### EXERCISE REQUIREMENTS
Copy out each line featuring the string "this" from the entries beneath.
***** MATERIAL PROVIDED *****
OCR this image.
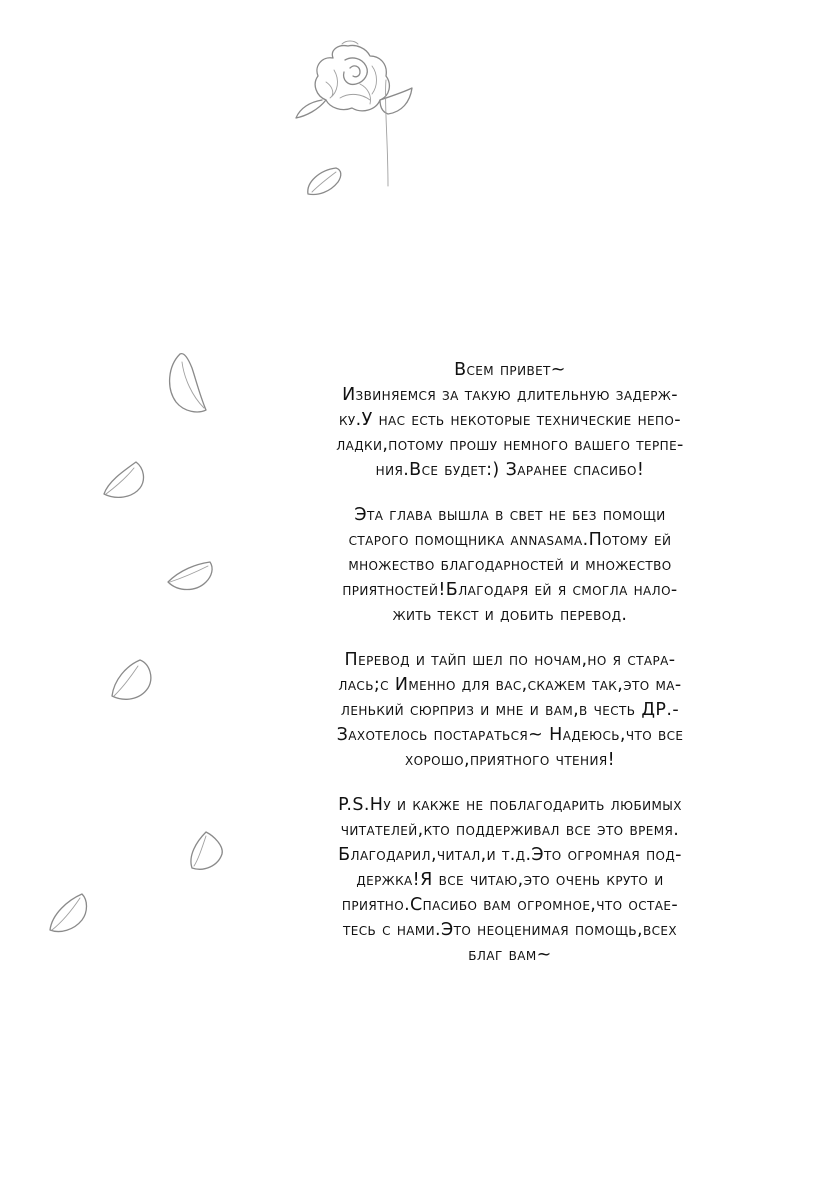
Всем привет~
Извиняемся за такую длительную задерж-
ку.У нас есть некоторые технические непо-
ладки,потому прошу немного вашего терпе-
ния.Все будет:) Заранее спасибо!
Эта глава вышла в свет не без помощи
старого помощника annasama.Потому ей
множество благодарностей и множество
приятностей!Благодаря ей я смогла нало-
жить текст и добить перевод.
Перевод и тайп шел по ночам,но я стара-
лась;с Именно для вас,скажем так,это ма-
ленький сюрприз и мне и вам,в честь ДР.-
Захотелось постараться~ Надеюсь,что все
хорошо,приятного чтения!
P.S.Ну и какже не поблагодарить любимых
читателей,кто поддерживал все это время.
Благодарил,читал,и т.д.Это огромная под-
держка!Я все читаю,это очень круто и
приятно.Спасибо вам огромное,что остае-
тесь с нами.Это неоценимая помощь,всех
благ вам~
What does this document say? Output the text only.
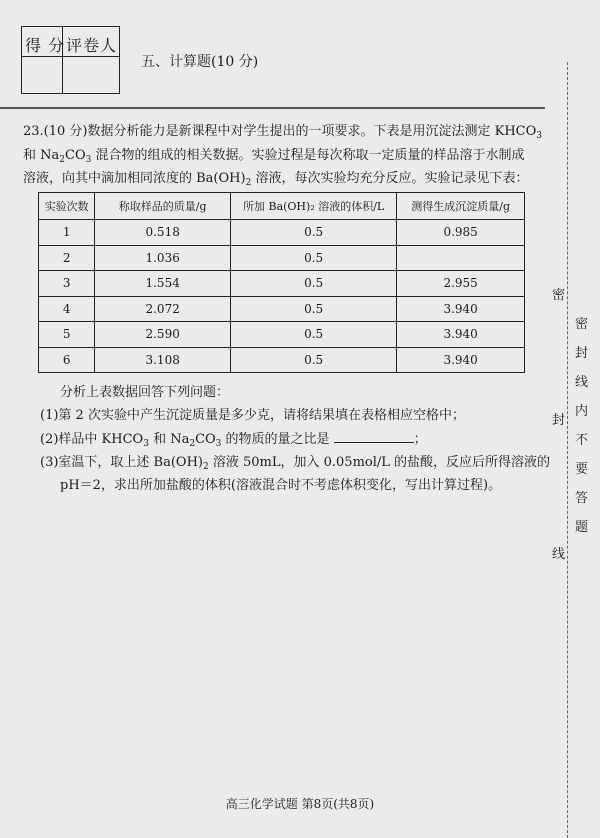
得 分 评卷人
五、计算题(10 分)
23.(10 分)数据分析能力是新课程中对学生提出的一项要求。下表是用沉淀法测定 $KHCO_3$
和 $Na_2CO_3$ 混合物的组成的相关数据。实验过程是每次称取一定质量的样品溶于水制成
溶液，向其中滴加相同浓度的 $Ba(OH)_2$ 溶液，每次实验均充分反应。实验记录见下表：
实验次数	称取样品的质量/g	所加 Ba(OH)₂ 溶液的体积/L	测得生成沉淀质量/g
1	0.518	0.5	0.985
2	1.036	0.5	
3	1.554	0.5	2.955
4	2.072	0.5	3.940
5	2.590	0.5	3.940
6	3.108	0.5	3.940
分析上表数据回答下列问题：
(1)第 2 次实验中产生沉淀质量是多少克，请将结果填在表格相应空格中；
(2)样品中 $KHCO_3$ 和 $Na_2CO_3$ 的物质的量之比是	；
(3)室温下，取上述 $Ba(OH)_2$ 溶液 50mL，加入 0.05mol/L 的盐酸，反应后所得溶液的
pH＝2，求出所加盐酸的体积(溶液混合时不考虑体积变化，写出计算过程)。
密
封
线
密
封
线
内
不
要
答
题
高三化学试题 第8页(共8页)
*****
### CORRECT RESPONSE
OCR this image.
What does this document say? Output the text only.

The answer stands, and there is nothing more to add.